# [Short task]
Write out all of the entries exactly as given.

Saved entries
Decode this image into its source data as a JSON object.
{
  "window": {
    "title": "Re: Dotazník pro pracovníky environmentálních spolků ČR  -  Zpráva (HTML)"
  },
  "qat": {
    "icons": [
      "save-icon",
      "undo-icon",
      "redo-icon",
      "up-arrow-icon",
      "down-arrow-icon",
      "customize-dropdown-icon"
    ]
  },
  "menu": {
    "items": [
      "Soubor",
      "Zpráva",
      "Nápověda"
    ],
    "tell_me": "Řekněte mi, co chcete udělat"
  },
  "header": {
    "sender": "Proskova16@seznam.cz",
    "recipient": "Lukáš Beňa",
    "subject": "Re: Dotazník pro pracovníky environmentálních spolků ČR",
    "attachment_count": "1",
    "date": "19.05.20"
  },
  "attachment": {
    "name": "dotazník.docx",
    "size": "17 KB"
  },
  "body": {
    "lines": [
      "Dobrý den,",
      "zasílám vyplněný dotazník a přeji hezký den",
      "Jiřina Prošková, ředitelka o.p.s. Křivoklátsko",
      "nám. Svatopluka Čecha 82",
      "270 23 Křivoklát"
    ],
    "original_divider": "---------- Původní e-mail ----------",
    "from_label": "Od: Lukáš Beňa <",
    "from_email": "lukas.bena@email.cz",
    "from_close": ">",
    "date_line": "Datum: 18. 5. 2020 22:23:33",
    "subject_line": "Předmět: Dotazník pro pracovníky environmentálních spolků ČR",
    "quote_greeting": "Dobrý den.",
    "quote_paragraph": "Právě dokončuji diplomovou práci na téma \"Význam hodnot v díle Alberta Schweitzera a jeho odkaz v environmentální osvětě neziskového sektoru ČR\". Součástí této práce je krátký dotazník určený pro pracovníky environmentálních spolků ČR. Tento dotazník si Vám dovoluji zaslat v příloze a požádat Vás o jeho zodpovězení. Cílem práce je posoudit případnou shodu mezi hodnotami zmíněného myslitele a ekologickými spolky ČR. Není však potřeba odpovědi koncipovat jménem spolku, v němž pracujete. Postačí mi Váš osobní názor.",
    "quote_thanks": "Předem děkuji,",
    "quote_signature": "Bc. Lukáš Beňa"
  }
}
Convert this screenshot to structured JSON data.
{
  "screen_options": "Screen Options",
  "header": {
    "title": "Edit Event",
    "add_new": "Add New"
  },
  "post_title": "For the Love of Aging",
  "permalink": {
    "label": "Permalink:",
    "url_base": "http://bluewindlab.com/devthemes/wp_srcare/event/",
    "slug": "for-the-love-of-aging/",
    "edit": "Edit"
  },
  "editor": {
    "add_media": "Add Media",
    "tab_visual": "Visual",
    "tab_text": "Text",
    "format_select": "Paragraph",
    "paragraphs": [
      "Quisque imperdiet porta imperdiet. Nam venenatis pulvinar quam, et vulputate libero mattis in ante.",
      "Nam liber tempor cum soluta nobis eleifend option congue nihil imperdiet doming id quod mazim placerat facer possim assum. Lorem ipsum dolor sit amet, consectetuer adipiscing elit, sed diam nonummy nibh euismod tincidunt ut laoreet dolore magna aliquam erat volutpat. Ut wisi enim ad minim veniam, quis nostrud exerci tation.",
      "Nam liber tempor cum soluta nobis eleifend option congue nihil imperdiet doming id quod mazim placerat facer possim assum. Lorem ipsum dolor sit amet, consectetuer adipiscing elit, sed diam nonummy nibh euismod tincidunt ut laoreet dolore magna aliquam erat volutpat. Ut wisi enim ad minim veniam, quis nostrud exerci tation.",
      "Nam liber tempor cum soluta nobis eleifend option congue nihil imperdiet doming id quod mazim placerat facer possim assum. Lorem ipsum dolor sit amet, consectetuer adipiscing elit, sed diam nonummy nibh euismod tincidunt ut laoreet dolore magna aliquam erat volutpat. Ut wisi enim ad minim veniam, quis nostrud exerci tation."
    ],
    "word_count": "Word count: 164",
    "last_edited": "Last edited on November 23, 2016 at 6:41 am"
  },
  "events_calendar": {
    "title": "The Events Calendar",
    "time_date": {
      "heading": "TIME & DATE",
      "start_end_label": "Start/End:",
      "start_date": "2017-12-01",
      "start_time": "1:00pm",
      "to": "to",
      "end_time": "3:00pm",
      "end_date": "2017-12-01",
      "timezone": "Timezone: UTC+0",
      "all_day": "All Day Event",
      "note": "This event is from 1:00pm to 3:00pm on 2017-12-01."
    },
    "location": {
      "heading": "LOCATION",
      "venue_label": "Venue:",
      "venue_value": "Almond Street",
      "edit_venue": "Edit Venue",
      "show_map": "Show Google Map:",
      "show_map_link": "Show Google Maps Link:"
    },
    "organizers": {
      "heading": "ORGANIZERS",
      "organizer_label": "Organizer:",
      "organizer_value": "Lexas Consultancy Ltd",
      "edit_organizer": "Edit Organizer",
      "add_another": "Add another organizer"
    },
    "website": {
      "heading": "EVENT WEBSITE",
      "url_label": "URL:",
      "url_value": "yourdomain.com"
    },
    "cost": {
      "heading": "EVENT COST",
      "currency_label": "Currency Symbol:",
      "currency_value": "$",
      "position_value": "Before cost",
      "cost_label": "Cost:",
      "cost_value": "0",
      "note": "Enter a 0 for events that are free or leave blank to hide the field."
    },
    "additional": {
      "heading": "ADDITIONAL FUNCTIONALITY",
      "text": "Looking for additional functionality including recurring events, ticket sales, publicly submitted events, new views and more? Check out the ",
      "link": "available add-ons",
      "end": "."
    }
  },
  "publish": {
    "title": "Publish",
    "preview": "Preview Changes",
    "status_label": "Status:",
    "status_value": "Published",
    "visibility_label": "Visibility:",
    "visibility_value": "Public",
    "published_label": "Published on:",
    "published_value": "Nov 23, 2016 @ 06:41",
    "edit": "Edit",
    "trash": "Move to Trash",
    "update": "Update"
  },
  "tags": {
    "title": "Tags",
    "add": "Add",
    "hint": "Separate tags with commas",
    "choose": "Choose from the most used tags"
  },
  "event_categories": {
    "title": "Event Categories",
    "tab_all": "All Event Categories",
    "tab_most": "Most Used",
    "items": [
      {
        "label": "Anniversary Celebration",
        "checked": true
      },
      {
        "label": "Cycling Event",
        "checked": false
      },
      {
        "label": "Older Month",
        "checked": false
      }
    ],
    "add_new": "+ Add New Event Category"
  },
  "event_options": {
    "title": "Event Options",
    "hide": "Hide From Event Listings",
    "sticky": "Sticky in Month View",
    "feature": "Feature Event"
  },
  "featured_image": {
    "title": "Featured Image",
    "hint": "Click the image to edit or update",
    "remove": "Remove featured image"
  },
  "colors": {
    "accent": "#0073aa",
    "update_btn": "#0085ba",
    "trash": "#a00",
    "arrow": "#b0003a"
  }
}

# [Reply]
Decode this image into its source data as a JSON object.
{
  "window": {
    "title": "Re: Dotazník pro pracovníky environmentálních spolků ČR  -  Zpráva (HTML)"
  },
  "qat": {
    "icons": [
      "save-icon",
      "undo-icon",
      "redo-icon",
      "up-arrow-icon",
      "down-arrow-icon",
      "customize-dropdown-icon"
    ]
  },
  "menu": {
    "items": [
      "Soubor",
      "Zpráva",
      "Nápověda"
    ],
    "tell_me": "Řekněte mi, co chcete udělat"
  },
  "header": {
    "sender": "Proskova16@seznam.cz",
    "recipient": "Lukáš Beňa",
    "subject": "Re: Dotazník pro pracovníky environmentálních spolků ČR",
    "attachment_count": "1",
    "date": "19.05.20"
  },
  "attachment": {
    "name": "dotazník.docx",
    "size": "17 KB"
  },
  "body": {
    "lines": [
      "Dobrý den,",
      "zasílám vyplněný dotazník a přeji hezký den",
      "Jiřina Prošková, ředitelka o.p.s. Křivoklátsko",
      "nám. Svatopluka Čecha 82",
      "270 23 Křivoklát"
    ],
    "original_divider": "---------- Původní e-mail ----------",
    "from_label": "Od: Lukáš Beňa <",
    "from_email": "lukas.bena@email.cz",
    "from_close": ">",
    "date_line": "Datum: 18. 5. 2020 22:23:33",
    "subject_line": "Předmět: Dotazník pro pracovníky environmentálních spolků ČR",
    "quote_greeting": "Dobrý den.",
    "quote_paragraph": "Právě dokončuji diplomovou práci na téma \"Význam hodnot v díle Alberta Schweitzera a jeho odkaz v environmentální osvětě neziskového sektoru ČR\". Součástí této práce je krátký dotazník určený pro pracovníky environmentálních spolků ČR. Tento dotazník si Vám dovoluji zaslat v příloze a požádat Vás o jeho zodpovězení. Cílem práce je posoudit případnou shodu mezi hodnotami zmíněného myslitele a ekologickými spolky ČR. Není však potřeba odpovědi koncipovat jménem spolku, v němž pracujete. Postačí mi Váš osobní názor.",
    "quote_thanks": "Předem děkuji,",
    "quote_signature": "Bc. Lukáš Beňa"
  }
}
Convert this screenshot to structured JSON data.
{
  "screen_options": "Screen Options",
  "header": {
    "title": "Edit Event",
    "add_new": "Add New"
  },
  "post_title": "For the Love of Aging",
  "permalink": {
    "label": "Permalink:",
    "url_base": "http://bluewindlab.com/devthemes/wp_srcare/event/",
    "slug": "for-the-love-of-aging/",
    "edit": "Edit"
  },
  "editor": {
    "add_media": "Add Media",
    "tab_visual": "Visual",
    "tab_text": "Text",
    "format_select": "Paragraph",
    "paragraphs": [
      "Quisque imperdiet porta imperdiet. Nam venenatis pulvinar quam, et vulputate libero mattis in ante.",
      "Nam liber tempor cum soluta nobis eleifend option congue nihil imperdiet doming id quod mazim placerat facer possim assum. Lorem ipsum dolor sit amet, consectetuer adipiscing elit, sed diam nonummy nibh euismod tincidunt ut laoreet dolore magna aliquam erat volutpat. Ut wisi enim ad minim veniam, quis nostrud exerci tation.",
      "Nam liber tempor cum soluta nobis eleifend option congue nihil imperdiet doming id quod mazim placerat facer possim assum. Lorem ipsum dolor sit amet, consectetuer adipiscing elit, sed diam nonummy nibh euismod tincidunt ut laoreet dolore magna aliquam erat volutpat. Ut wisi enim ad minim veniam, quis nostrud exerci tation.",
      "Nam liber tempor cum soluta nobis eleifend option congue nihil imperdiet doming id quod mazim placerat facer possim assum. Lorem ipsum dolor sit amet, consectetuer adipiscing elit, sed diam nonummy nibh euismod tincidunt ut laoreet dolore magna aliquam erat volutpat. Ut wisi enim ad minim veniam, quis nostrud exerci tation."
    ],
    "word_count": "Word count: 164",
    "last_edited": "Last edited on November 23, 2016 at 6:41 am"
  },
  "events_calendar": {
    "title": "The Events Calendar",
    "time_date": {
      "heading": "TIME & DATE",
      "start_end_label": "Start/End:",
      "start_date": "2017-12-01",
      "start_time": "1:00pm",
      "to": "to",
      "end_time": "3:00pm",
      "end_date": "2017-12-01",
      "timezone": "Timezone: UTC+0",
      "all_day": "All Day Event",
      "note": "This event is from 1:00pm to 3:00pm on 2017-12-01."
    },
    "location": {
      "heading": "LOCATION",
      "venue_label": "Venue:",
      "venue_value": "Almond Street",
      "edit_venue": "Edit Venue",
      "show_map": "Show Google Map:",
      "show_map_link": "Show Google Maps Link:"
    },
    "organizers": {
      "heading": "ORGANIZERS",
      "organizer_label": "Organizer:",
      "organizer_value": "Lexas Consultancy Ltd",
      "edit_organizer": "Edit Organizer",
      "add_another": "Add another organizer"
    },
    "website": {
      "heading": "EVENT WEBSITE",
      "url_label": "URL:",
      "url_value": "yourdomain.com"
    },
    "cost": {
      "heading": "EVENT COST",
      "currency_label": "Currency Symbol:",
      "currency_value": "$",
      "position_value": "Before cost",
      "cost_label": "Cost:",
      "cost_value": "0",
      "note": "Enter a 0 for events that are free or leave blank to hide the field."
    },
    "additional": {
      "heading": "ADDITIONAL FUNCTIONALITY",
      "text": "Looking for additional functionality including recurring events, ticket sales, publicly submitted events, new views and more? Check out the ",
      "link": "available add-ons",
      "end": "."
    }
  },
  "publish": {
    "title": "Publish",
    "preview": "Preview Changes",
    "status_label": "Status:",
    "status_value": "Published",
    "visibility_label": "Visibility:",
    "visibility_value": "Public",
    "published_label": "Published on:",
    "published_value": "Nov 23, 2016 @ 06:41",
    "edit": "Edit",
    "trash": "Move to Trash",
    "update": "Update"
  },
  "tags": {
    "title": "Tags",
    "add": "Add",
    "hint": "Separate tags with commas",
    "choose": "Choose from the most used tags"
  },
  "event_categories": {
    "title": "Event Categories",
    "tab_all": "All Event Categories",
    "tab_most": "Most Used",
    "items": [
      {
        "label": "Anniversary Celebration",
        "checked": true
      },
      {
        "label": "Cycling Event",
        "checked": false
      },
      {
        "label": "Older Month",
        "checked": false
      }
    ],
    "add_new": "+ Add New Event Category"
  },
  "event_options": {
    "title": "Event Options",
    "hide": "Hide From Event Listings",
    "sticky": "Sticky in Month View",
    "feature": "Feature Event"
  },
  "featured_image": {
    "title": "Featured Image",
    "hint": "Click the image to edit or update",
    "remove": "Remove featured image"
  },
  "colors": {
    "accent": "#0073aa",
    "update_btn": "#0085ba",
    "trash": "#a00",
    "arrow": "#b0003a"
  }
}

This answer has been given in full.